begin Provided records

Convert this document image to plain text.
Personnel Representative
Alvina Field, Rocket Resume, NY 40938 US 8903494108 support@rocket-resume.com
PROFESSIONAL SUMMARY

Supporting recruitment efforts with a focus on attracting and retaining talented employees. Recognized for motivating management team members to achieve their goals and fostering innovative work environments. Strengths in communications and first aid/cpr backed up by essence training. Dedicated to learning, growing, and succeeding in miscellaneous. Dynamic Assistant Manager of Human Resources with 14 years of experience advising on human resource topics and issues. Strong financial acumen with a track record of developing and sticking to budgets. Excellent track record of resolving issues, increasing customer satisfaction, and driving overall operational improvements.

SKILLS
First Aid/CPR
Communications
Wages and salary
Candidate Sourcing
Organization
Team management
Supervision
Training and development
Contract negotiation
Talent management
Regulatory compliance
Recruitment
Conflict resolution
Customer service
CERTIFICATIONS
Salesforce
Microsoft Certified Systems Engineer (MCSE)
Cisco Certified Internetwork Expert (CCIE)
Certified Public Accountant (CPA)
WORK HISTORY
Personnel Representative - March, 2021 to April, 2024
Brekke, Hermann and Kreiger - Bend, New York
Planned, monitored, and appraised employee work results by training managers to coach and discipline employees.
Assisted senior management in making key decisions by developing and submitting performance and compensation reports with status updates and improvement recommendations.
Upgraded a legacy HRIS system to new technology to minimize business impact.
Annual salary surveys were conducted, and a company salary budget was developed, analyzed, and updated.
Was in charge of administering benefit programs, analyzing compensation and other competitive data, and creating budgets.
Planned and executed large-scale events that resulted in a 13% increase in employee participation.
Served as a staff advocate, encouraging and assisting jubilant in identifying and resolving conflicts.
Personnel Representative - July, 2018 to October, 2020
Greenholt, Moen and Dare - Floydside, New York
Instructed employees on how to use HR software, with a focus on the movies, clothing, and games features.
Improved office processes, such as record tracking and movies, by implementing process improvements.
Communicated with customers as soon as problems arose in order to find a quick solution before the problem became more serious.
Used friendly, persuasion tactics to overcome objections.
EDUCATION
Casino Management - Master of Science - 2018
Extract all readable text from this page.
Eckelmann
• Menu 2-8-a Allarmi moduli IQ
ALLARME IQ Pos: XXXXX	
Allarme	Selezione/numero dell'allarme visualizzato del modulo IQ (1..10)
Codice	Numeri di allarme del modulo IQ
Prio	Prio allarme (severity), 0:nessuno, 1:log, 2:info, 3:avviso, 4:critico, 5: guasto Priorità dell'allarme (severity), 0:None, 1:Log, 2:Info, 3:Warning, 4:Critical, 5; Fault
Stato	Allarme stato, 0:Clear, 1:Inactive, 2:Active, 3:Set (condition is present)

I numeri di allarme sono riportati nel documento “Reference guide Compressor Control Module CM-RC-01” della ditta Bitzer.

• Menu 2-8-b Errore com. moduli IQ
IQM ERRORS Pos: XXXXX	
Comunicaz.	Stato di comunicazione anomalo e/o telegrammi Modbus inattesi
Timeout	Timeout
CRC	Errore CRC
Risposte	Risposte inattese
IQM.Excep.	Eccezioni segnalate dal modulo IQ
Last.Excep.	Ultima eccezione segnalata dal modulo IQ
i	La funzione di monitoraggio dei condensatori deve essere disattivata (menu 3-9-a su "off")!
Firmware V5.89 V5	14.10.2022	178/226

end Provided records

## What needs to be done
In this exercise, repeat all entries exactly.

## Correct result
Convert this document image to plain text.
Personnel Representative
Alvina Field, Rocket Resume, NY 40938 US 8903494108 support@rocket-resume.com
PROFESSIONAL SUMMARY

Supporting recruitment efforts with a focus on attracting and retaining talented employees. Recognized for motivating management team members to achieve their goals and fostering innovative work environments. Strengths in communications and first aid/cpr backed up by essence training. Dedicated to learning, growing, and succeeding in miscellaneous. Dynamic Assistant Manager of Human Resources with 14 years of experience advising on human resource topics and issues. Strong financial acumen with a track record of developing and sticking to budgets. Excellent track record of resolving issues, increasing customer satisfaction, and driving overall operational improvements.

SKILLS
First Aid/CPR
Communications
Wages and salary
Candidate Sourcing
Organization
Team management
Supervision
Training and development
Contract negotiation
Talent management
Regulatory compliance
Recruitment
Conflict resolution
Customer service
CERTIFICATIONS
Salesforce
Microsoft Certified Systems Engineer (MCSE)
Cisco Certified Internetwork Expert (CCIE)
Certified Public Accountant (CPA)
WORK HISTORY
Personnel Representative - March, 2021 to April, 2024
Brekke, Hermann and Kreiger - Bend, New York
Planned, monitored, and appraised employee work results by training managers to coach and discipline employees.
Assisted senior management in making key decisions by developing and submitting performance and compensation reports with status updates and improvement recommendations.
Upgraded a legacy HRIS system to new technology to minimize business impact.
Annual salary surveys were conducted, and a company salary budget was developed, analyzed, and updated.
Was in charge of administering benefit programs, analyzing compensation and other competitive data, and creating budgets.
Planned and executed large-scale events that resulted in a 13% increase in employee participation.
Served as a staff advocate, encouraging and assisting jubilant in identifying and resolving conflicts.
Personnel Representative - July, 2018 to October, 2020
Greenholt, Moen and Dare - Floydside, New York
Instructed employees on how to use HR software, with a focus on the movies, clothing, and games features.
Improved office processes, such as record tracking and movies, by implementing process improvements.
Communicated with customers as soon as problems arose in order to find a quick solution before the problem became more serious.
Used friendly, persuasion tactics to overcome objections.
EDUCATION
Casino Management - Master of Science - 2018
Extract all readable text from this page.
Eckelmann
• Menu 2-8-a Allarmi moduli IQ
ALLARME IQ Pos: XXXXX	
Allarme	Selezione/numero dell'allarme visualizzato del modulo IQ (1..10)
Codice	Numeri di allarme del modulo IQ
Prio	Prio allarme (severity), 0:nessuno, 1:log, 2:info, 3:avviso, 4:critico, 5: guasto Priorità dell'allarme (severity), 0:None, 1:Log, 2:Info, 3:Warning, 4:Critical, 5; Fault
Stato	Allarme stato, 0:Clear, 1:Inactive, 2:Active, 3:Set (condition is present)

I numeri di allarme sono riportati nel documento “Reference guide Compressor Control Module CM-RC-01” della ditta Bitzer.

• Menu 2-8-b Errore com. moduli IQ
IQM ERRORS Pos: XXXXX	
Comunicaz.	Stato di comunicazione anomalo e/o telegrammi Modbus inattesi
Timeout	Timeout
CRC	Errore CRC
Risposte	Risposte inattese
IQM.Excep.	Eccezioni segnalate dal modulo IQ
Last.Excep.	Ultima eccezione segnalata dal modulo IQ
i	La funzione di monitoraggio dei condensatori deve essere disattivata (menu 3-9-a su "off")!
Firmware V5.89 V5	14.10.2022	178/226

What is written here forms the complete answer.